[Stored items from a collection]
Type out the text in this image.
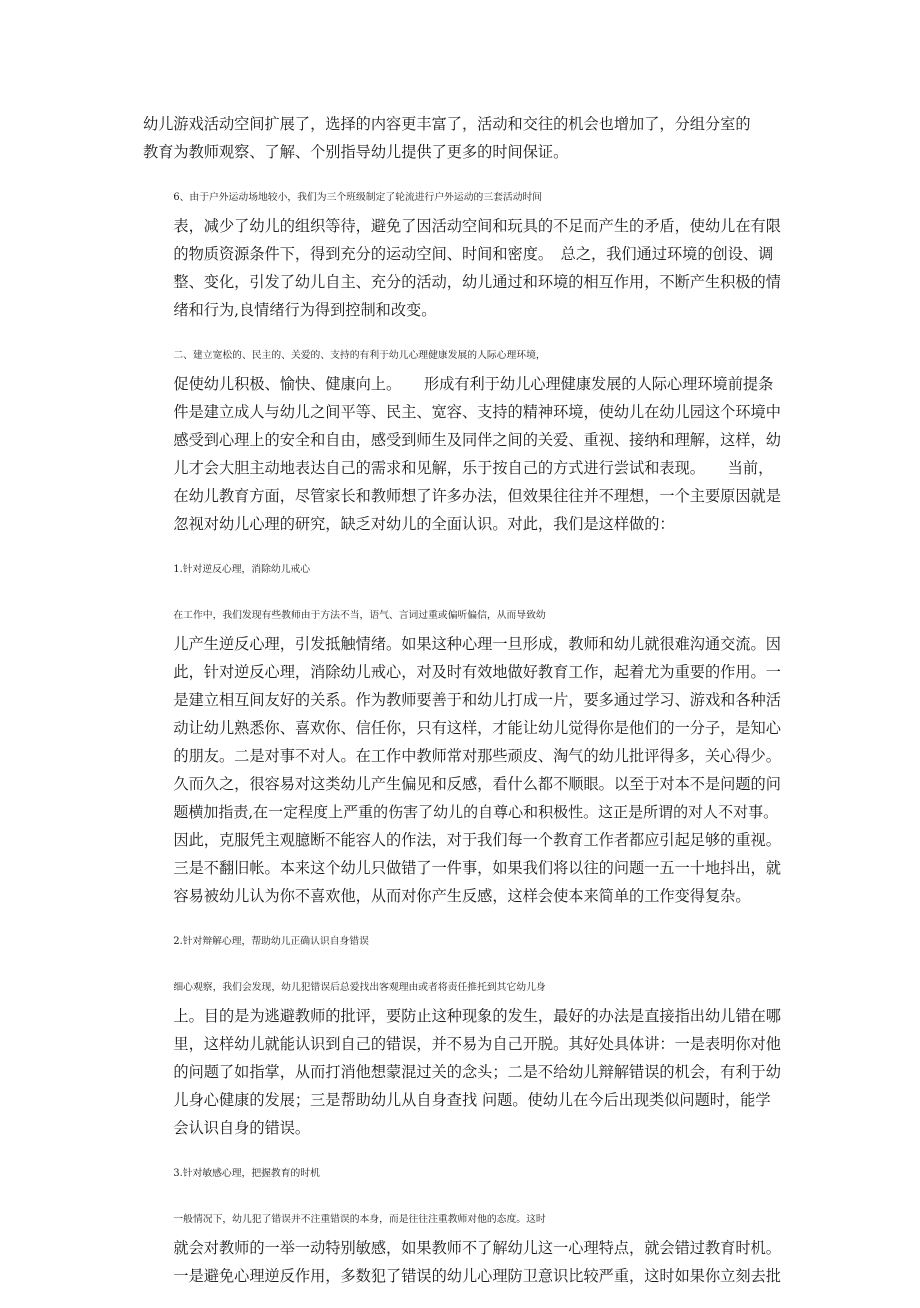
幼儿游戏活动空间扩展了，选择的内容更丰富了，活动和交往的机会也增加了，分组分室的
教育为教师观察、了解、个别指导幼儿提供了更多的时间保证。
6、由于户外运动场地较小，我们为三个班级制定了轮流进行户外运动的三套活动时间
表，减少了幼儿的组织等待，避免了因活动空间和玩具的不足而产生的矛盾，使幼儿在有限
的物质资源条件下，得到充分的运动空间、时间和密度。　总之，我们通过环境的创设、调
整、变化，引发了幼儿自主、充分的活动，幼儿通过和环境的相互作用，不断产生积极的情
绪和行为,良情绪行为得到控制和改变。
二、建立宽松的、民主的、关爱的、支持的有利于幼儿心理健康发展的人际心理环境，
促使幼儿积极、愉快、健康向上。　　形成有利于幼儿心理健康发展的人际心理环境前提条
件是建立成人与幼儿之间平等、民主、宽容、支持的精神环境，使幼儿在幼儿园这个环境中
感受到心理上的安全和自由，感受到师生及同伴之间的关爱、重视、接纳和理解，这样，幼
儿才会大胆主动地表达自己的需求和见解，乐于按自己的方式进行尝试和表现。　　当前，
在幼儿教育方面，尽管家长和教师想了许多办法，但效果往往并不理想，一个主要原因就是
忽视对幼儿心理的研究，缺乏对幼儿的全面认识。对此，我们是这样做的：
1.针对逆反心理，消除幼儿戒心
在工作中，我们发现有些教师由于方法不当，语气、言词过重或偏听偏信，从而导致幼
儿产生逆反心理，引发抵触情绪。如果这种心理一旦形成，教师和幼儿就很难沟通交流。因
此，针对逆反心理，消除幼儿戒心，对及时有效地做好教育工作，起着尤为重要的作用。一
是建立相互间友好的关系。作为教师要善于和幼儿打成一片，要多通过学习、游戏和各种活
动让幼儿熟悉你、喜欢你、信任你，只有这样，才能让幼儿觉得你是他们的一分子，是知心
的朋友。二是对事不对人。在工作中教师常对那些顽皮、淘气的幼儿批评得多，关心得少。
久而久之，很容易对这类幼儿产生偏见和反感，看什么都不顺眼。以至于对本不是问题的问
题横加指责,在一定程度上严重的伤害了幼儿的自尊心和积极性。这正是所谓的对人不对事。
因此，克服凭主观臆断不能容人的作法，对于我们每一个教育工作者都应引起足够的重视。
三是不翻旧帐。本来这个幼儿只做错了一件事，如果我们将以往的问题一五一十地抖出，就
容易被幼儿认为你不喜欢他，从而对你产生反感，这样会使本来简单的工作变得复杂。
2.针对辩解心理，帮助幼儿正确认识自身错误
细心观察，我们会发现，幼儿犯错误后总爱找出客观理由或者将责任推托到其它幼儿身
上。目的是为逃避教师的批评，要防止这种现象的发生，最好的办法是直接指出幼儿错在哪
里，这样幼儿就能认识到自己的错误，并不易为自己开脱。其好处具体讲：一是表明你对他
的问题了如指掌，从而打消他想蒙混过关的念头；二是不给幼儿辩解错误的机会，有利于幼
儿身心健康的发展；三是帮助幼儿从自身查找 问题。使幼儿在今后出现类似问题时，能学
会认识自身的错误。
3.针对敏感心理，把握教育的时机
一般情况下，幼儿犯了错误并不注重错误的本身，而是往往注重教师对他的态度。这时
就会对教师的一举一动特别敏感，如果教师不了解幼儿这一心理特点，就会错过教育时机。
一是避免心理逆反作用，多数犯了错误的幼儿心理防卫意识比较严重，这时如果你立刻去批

==

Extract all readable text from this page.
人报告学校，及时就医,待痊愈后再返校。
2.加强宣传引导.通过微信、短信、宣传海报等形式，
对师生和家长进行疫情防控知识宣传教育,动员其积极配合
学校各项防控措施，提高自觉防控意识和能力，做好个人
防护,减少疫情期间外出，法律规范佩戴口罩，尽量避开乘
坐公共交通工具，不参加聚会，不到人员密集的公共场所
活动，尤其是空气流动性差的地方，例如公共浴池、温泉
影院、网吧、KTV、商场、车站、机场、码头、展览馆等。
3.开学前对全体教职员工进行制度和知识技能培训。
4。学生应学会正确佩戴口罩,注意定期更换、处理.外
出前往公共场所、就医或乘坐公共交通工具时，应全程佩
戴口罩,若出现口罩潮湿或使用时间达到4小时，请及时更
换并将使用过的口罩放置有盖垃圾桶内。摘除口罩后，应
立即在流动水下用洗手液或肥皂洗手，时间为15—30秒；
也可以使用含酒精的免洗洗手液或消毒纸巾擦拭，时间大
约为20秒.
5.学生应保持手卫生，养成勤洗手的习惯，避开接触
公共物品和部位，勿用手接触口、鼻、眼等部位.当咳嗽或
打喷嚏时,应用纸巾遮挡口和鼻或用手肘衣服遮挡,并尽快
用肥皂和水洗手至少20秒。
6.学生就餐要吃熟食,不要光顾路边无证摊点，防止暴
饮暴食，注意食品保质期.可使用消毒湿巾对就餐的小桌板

==

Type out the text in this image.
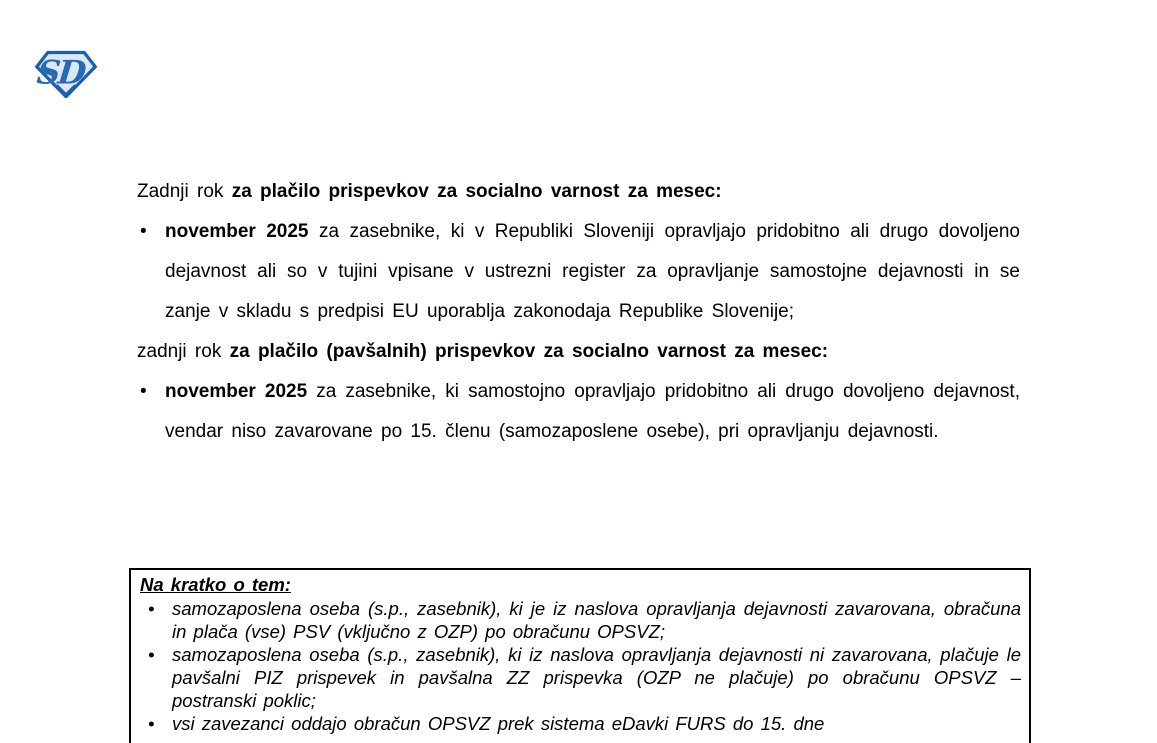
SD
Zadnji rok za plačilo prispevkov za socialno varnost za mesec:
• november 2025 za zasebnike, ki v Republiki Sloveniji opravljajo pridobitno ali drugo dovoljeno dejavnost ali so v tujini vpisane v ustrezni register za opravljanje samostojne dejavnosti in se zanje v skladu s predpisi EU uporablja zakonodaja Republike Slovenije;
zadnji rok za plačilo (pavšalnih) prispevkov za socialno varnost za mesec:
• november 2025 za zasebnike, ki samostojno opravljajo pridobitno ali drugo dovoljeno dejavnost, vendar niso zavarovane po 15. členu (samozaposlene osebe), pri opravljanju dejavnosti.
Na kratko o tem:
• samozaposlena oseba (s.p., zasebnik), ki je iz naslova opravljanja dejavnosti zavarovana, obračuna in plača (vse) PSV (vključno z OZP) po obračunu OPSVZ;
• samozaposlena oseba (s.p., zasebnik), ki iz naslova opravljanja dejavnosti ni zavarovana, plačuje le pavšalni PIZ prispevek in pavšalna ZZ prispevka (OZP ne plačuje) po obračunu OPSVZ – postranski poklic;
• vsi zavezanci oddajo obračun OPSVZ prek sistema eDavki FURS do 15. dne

To do -> Set out every line from the material that contains the string "varnost".

Correct response ->
Zadnji rok za plačilo prispevkov za socialno varnost za mesec:
zadnji rok za plačilo (pavšalnih) prispevkov za socialno varnost za mesec:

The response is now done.